**Aim:** Reproduce the material exactly, omitting nothing.

**Data shown:**
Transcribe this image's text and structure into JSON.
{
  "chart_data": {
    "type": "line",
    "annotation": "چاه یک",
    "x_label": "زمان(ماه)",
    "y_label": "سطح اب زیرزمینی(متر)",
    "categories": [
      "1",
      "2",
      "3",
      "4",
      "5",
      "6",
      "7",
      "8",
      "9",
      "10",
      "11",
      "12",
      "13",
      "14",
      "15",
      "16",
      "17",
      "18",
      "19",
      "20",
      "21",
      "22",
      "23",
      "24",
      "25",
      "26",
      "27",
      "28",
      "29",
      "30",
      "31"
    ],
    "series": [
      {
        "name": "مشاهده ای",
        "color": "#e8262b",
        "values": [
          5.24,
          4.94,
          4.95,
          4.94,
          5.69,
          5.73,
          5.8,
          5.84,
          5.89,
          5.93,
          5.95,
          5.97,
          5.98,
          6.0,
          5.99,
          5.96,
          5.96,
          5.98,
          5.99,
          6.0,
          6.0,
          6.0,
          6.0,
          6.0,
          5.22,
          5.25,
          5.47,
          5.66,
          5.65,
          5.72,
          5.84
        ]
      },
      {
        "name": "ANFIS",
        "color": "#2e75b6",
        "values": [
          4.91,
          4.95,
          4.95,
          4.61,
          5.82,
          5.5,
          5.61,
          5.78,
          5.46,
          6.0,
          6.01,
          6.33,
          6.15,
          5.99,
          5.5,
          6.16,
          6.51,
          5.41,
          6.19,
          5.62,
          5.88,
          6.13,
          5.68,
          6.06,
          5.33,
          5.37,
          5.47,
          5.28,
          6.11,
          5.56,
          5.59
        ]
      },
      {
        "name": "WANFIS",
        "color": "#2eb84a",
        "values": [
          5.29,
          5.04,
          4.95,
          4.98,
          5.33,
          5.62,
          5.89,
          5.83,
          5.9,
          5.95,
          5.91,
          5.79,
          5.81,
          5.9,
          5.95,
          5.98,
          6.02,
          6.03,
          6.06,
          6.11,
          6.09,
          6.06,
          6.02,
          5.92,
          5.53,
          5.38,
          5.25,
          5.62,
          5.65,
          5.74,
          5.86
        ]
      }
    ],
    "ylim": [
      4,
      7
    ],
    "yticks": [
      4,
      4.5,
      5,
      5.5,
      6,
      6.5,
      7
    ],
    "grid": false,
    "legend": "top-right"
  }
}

**Exercise answer:**
Transcribe this image's text and structure into JSON.
{
  "chart_data": {
    "type": "line",
    "annotation": "چاه یک",
    "x_label": "زمان(ماه)",
    "y_label": "سطح اب زیرزمینی(متر)",
    "categories": [
      "1",
      "2",
      "3",
      "4",
      "5",
      "6",
      "7",
      "8",
      "9",
      "10",
      "11",
      "12",
      "13",
      "14",
      "15",
      "16",
      "17",
      "18",
      "19",
      "20",
      "21",
      "22",
      "23",
      "24",
      "25",
      "26",
      "27",
      "28",
      "29",
      "30",
      "31"
    ],
    "series": [
      {
        "name": "مشاهده ای",
        "color": "#e8262b",
        "values": [
          5.24,
          4.94,
          4.95,
          4.94,
          5.69,
          5.73,
          5.8,
          5.84,
          5.89,
          5.93,
          5.95,
          5.97,
          5.98,
          6.0,
          5.99,
          5.96,
          5.96,
          5.98,
          5.99,
          6.0,
          6.0,
          6.0,
          6.0,
          6.0,
          5.22,
          5.25,
          5.47,
          5.66,
          5.65,
          5.72,
          5.84
        ]
      },
      {
        "name": "ANFIS",
        "color": "#2e75b6",
        "values": [
          4.91,
          4.95,
          4.95,
          4.61,
          5.82,
          5.5,
          5.61,
          5.78,
          5.46,
          6.0,
          6.01,
          6.33,
          6.15,
          5.99,
          5.5,
          6.16,
          6.51,
          5.41,
          6.19,
          5.62,
          5.88,
          6.13,
          5.68,
          6.06,
          5.33,
          5.37,
          5.47,
          5.28,
          6.11,
          5.56,
          5.59
        ]
      },
      {
        "name": "WANFIS",
        "color": "#2eb84a",
        "values": [
          5.29,
          5.04,
          4.95,
          4.98,
          5.33,
          5.62,
          5.89,
          5.83,
          5.9,
          5.95,
          5.91,
          5.79,
          5.81,
          5.9,
          5.95,
          5.98,
          6.02,
          6.03,
          6.06,
          6.11,
          6.09,
          6.06,
          6.02,
          5.92,
          5.53,
          5.38,
          5.25,
          5.62,
          5.65,
          5.74,
          5.86
        ]
      }
    ],
    "ylim": [
      4,
      7
    ],
    "yticks": [
      4,
      4.5,
      5,
      5.5,
      6,
      6.5,
      7
    ],
    "grid": false,
    "legend": "top-right"
  }
}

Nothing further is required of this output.